# WHAT IS BEING ASKED
Can the data below be set down again exactly, line for line?

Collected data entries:
§ §
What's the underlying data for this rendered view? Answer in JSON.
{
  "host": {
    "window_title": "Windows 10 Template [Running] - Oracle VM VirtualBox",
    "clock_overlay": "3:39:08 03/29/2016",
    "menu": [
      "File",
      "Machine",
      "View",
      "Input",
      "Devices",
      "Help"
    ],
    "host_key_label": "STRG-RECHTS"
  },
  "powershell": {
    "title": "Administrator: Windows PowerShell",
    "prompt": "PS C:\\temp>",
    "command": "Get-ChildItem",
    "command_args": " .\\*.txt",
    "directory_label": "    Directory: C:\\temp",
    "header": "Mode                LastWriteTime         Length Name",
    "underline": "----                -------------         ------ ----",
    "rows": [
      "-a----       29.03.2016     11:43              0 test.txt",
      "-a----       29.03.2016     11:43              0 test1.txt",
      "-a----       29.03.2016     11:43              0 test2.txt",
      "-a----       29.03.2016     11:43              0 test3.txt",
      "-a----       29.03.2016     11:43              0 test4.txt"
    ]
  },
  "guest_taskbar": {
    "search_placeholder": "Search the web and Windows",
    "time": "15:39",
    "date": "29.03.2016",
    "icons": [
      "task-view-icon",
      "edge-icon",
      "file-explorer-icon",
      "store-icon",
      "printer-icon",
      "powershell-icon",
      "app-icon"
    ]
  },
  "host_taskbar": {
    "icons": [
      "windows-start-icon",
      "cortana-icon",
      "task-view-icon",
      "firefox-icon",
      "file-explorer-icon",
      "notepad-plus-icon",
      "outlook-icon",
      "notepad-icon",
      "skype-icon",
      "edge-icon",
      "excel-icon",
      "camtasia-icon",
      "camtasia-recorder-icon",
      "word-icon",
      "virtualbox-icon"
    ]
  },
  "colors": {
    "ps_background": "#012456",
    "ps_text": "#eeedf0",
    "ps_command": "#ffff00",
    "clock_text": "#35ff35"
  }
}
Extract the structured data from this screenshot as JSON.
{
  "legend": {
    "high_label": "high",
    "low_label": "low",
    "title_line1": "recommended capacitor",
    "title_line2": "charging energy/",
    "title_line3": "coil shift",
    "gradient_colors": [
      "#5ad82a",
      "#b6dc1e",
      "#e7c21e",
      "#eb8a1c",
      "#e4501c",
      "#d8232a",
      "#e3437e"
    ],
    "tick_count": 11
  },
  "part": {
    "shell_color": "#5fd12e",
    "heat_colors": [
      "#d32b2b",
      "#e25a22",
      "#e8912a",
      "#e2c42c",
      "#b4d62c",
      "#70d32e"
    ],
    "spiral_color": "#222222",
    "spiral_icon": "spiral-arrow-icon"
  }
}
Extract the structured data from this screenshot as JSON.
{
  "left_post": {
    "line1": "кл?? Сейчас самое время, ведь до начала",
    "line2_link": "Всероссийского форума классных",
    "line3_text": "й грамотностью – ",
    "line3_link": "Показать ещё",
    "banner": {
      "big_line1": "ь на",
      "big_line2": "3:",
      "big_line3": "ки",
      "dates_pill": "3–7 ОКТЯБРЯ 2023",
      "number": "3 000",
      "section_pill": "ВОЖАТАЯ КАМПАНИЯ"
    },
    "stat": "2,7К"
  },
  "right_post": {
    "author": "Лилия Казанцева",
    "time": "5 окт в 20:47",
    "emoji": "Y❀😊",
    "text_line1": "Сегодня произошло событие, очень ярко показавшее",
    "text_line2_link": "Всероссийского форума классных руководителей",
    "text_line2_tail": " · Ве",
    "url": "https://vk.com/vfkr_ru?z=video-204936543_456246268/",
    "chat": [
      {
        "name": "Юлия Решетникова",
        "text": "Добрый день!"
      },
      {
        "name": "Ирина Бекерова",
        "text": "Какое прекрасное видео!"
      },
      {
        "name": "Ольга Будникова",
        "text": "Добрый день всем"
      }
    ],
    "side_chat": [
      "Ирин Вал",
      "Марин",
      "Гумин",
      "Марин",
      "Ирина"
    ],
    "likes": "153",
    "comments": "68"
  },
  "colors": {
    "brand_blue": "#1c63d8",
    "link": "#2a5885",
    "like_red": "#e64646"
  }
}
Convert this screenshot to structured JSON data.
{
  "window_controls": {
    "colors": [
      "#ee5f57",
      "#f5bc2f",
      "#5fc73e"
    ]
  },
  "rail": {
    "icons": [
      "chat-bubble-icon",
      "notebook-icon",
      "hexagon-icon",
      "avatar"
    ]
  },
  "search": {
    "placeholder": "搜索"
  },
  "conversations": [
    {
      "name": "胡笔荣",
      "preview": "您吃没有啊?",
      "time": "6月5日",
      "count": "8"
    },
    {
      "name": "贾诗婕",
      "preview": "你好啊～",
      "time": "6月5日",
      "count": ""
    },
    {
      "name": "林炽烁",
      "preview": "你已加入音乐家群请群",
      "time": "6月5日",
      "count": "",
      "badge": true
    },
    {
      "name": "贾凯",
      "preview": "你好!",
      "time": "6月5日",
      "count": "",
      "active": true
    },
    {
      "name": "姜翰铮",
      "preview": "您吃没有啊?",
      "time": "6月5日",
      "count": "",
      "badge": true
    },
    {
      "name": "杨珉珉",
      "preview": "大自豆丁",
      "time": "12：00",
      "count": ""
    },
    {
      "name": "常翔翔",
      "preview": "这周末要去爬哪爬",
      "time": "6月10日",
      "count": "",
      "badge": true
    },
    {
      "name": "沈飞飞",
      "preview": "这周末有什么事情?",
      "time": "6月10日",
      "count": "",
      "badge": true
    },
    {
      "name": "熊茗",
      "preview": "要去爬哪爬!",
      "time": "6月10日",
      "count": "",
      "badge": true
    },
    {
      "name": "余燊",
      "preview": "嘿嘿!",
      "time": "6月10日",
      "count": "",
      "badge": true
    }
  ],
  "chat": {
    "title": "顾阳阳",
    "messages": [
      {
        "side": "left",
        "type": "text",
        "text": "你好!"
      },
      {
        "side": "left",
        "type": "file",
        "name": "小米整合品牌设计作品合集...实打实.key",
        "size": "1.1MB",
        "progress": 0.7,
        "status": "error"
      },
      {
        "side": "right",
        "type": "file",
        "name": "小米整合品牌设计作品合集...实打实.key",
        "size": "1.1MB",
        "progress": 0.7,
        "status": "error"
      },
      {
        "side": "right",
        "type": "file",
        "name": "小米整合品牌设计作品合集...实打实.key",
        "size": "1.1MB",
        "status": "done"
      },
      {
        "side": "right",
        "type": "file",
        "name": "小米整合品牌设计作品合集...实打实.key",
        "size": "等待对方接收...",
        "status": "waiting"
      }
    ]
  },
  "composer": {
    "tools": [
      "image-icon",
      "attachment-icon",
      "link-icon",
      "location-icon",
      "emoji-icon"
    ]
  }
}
§ §
# FINAL RESULT
What's the underlying data for this rendered view? Answer in JSON.
{
  "host": {
    "window_title": "Windows 10 Template [Running] - Oracle VM VirtualBox",
    "clock_overlay": "3:39:08 03/29/2016",
    "menu": [
      "File",
      "Machine",
      "View",
      "Input",
      "Devices",
      "Help"
    ],
    "host_key_label": "STRG-RECHTS"
  },
  "powershell": {
    "title": "Administrator: Windows PowerShell",
    "prompt": "PS C:\\temp>",
    "command": "Get-ChildItem",
    "command_args": " .\\*.txt",
    "directory_label": "    Directory: C:\\temp",
    "header": "Mode                LastWriteTime         Length Name",
    "underline": "----                -------------         ------ ----",
    "rows": [
      "-a----       29.03.2016     11:43              0 test.txt",
      "-a----       29.03.2016     11:43              0 test1.txt",
      "-a----       29.03.2016     11:43              0 test2.txt",
      "-a----       29.03.2016     11:43              0 test3.txt",
      "-a----       29.03.2016     11:43              0 test4.txt"
    ]
  },
  "guest_taskbar": {
    "search_placeholder": "Search the web and Windows",
    "time": "15:39",
    "date": "29.03.2016",
    "icons": [
      "task-view-icon",
      "edge-icon",
      "file-explorer-icon",
      "store-icon",
      "printer-icon",
      "powershell-icon",
      "app-icon"
    ]
  },
  "host_taskbar": {
    "icons": [
      "windows-start-icon",
      "cortana-icon",
      "task-view-icon",
      "firefox-icon",
      "file-explorer-icon",
      "notepad-plus-icon",
      "outlook-icon",
      "notepad-icon",
      "skype-icon",
      "edge-icon",
      "excel-icon",
      "camtasia-icon",
      "camtasia-recorder-icon",
      "word-icon",
      "virtualbox-icon"
    ]
  },
  "colors": {
    "ps_background": "#012456",
    "ps_text": "#eeedf0",
    "ps_command": "#ffff00",
    "clock_text": "#35ff35"
  }
}
Extract the structured data from this screenshot as JSON.
{
  "legend": {
    "high_label": "high",
    "low_label": "low",
    "title_line1": "recommended capacitor",
    "title_line2": "charging energy/",
    "title_line3": "coil shift",
    "gradient_colors": [
      "#5ad82a",
      "#b6dc1e",
      "#e7c21e",
      "#eb8a1c",
      "#e4501c",
      "#d8232a",
      "#e3437e"
    ],
    "tick_count": 11
  },
  "part": {
    "shell_color": "#5fd12e",
    "heat_colors": [
      "#d32b2b",
      "#e25a22",
      "#e8912a",
      "#e2c42c",
      "#b4d62c",
      "#70d32e"
    ],
    "spiral_color": "#222222",
    "spiral_icon": "spiral-arrow-icon"
  }
}
Extract the structured data from this screenshot as JSON.
{
  "left_post": {
    "line1": "кл?? Сейчас самое время, ведь до начала",
    "line2_link": "Всероссийского форума классных",
    "line3_text": "й грамотностью – ",
    "line3_link": "Показать ещё",
    "banner": {
      "big_line1": "ь на",
      "big_line2": "3:",
      "big_line3": "ки",
      "dates_pill": "3–7 ОКТЯБРЯ 2023",
      "number": "3 000",
      "section_pill": "ВОЖАТАЯ КАМПАНИЯ"
    },
    "stat": "2,7К"
  },
  "right_post": {
    "author": "Лилия Казанцева",
    "time": "5 окт в 20:47",
    "emoji": "Y❀😊",
    "text_line1": "Сегодня произошло событие, очень ярко показавшее",
    "text_line2_link": "Всероссийского форума классных руководителей",
    "text_line2_tail": " · Ве",
    "url": "https://vk.com/vfkr_ru?z=video-204936543_456246268/",
    "chat": [
      {
        "name": "Юлия Решетникова",
        "text": "Добрый день!"
      },
      {
        "name": "Ирина Бекерова",
        "text": "Какое прекрасное видео!"
      },
      {
        "name": "Ольга Будникова",
        "text": "Добрый день всем"
      }
    ],
    "side_chat": [
      "Ирин Вал",
      "Марин",
      "Гумин",
      "Марин",
      "Ирина"
    ],
    "likes": "153",
    "comments": "68"
  },
  "colors": {
    "brand_blue": "#1c63d8",
    "link": "#2a5885",
    "like_red": "#e64646"
  }
}
Convert this screenshot to structured JSON data.
{
  "window_controls": {
    "colors": [
      "#ee5f57",
      "#f5bc2f",
      "#5fc73e"
    ]
  },
  "rail": {
    "icons": [
      "chat-bubble-icon",
      "notebook-icon",
      "hexagon-icon",
      "avatar"
    ]
  },
  "search": {
    "placeholder": "搜索"
  },
  "conversations": [
    {
      "name": "胡笔荣",
      "preview": "您吃没有啊?",
      "time": "6月5日",
      "count": "8"
    },
    {
      "name": "贾诗婕",
      "preview": "你好啊～",
      "time": "6月5日",
      "count": ""
    },
    {
      "name": "林炽烁",
      "preview": "你已加入音乐家群请群",
      "time": "6月5日",
      "count": "",
      "badge": true
    },
    {
      "name": "贾凯",
      "preview": "你好!",
      "time": "6月5日",
      "count": "",
      "active": true
    },
    {
      "name": "姜翰铮",
      "preview": "您吃没有啊?",
      "time": "6月5日",
      "count": "",
      "badge": true
    },
    {
      "name": "杨珉珉",
      "preview": "大自豆丁",
      "time": "12：00",
      "count": ""
    },
    {
      "name": "常翔翔",
      "preview": "这周末要去爬哪爬",
      "time": "6月10日",
      "count": "",
      "badge": true
    },
    {
      "name": "沈飞飞",
      "preview": "这周末有什么事情?",
      "time": "6月10日",
      "count": "",
      "badge": true
    },
    {
      "name": "熊茗",
      "preview": "要去爬哪爬!",
      "time": "6月10日",
      "count": "",
      "badge": true
    },
    {
      "name": "余燊",
      "preview": "嘿嘿!",
      "time": "6月10日",
      "count": "",
      "badge": true
    }
  ],
  "chat": {
    "title": "顾阳阳",
    "messages": [
      {
        "side": "left",
        "type": "text",
        "text": "你好!"
      },
      {
        "side": "left",
        "type": "file",
        "name": "小米整合品牌设计作品合集...实打实.key",
        "size": "1.1MB",
        "progress": 0.7,
        "status": "error"
      },
      {
        "side": "right",
        "type": "file",
        "name": "小米整合品牌设计作品合集...实打实.key",
        "size": "1.1MB",
        "progress": 0.7,
        "status": "error"
      },
      {
        "side": "right",
        "type": "file",
        "name": "小米整合品牌设计作品合集...实打实.key",
        "size": "1.1MB",
        "status": "done"
      },
      {
        "side": "right",
        "type": "file",
        "name": "小米整合品牌设计作品合集...实打实.key",
        "size": "等待对方接收...",
        "status": "waiting"
      }
    ]
  },
  "composer": {
    "tools": [
      "image-icon",
      "attachment-icon",
      "link-icon",
      "location-icon",
      "emoji-icon"
    ]
  }
}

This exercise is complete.